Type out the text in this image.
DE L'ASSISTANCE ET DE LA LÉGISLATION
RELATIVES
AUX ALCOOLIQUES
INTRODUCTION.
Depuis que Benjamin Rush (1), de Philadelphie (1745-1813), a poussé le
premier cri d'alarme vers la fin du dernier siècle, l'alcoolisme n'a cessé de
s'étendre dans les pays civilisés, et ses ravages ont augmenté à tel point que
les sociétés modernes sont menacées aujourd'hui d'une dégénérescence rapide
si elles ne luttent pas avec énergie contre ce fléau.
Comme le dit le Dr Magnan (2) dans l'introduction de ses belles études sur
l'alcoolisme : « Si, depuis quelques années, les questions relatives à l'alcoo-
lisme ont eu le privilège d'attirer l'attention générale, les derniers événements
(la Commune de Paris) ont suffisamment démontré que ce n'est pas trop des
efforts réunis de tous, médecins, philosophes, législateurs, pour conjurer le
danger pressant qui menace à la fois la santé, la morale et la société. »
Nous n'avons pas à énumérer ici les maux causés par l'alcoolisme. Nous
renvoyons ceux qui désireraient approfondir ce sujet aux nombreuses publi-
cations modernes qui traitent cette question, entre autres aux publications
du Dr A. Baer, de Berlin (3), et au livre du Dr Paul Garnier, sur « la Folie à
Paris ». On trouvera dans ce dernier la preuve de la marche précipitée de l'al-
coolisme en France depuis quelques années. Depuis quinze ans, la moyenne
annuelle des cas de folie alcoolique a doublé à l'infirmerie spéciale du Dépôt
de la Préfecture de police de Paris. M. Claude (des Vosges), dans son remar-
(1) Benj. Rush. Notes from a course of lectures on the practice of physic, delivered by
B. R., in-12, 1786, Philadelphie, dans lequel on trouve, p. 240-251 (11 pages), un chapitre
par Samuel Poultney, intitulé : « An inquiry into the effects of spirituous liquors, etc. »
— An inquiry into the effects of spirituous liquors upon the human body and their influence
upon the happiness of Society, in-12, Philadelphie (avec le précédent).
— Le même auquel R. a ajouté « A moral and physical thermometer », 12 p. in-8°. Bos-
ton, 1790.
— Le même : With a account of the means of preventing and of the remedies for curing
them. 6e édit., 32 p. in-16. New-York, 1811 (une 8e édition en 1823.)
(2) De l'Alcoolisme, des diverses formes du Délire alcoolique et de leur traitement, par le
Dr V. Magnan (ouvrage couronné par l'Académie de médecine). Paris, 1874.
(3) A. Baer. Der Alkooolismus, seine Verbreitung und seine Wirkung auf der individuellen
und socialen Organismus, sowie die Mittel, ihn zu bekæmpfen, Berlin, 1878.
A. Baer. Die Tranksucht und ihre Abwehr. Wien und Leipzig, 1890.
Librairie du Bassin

────────────────────────────────────────

> **To do**:
Scan the records above, count the lines with "années" in them, and give only the number.

> **Written response**:
2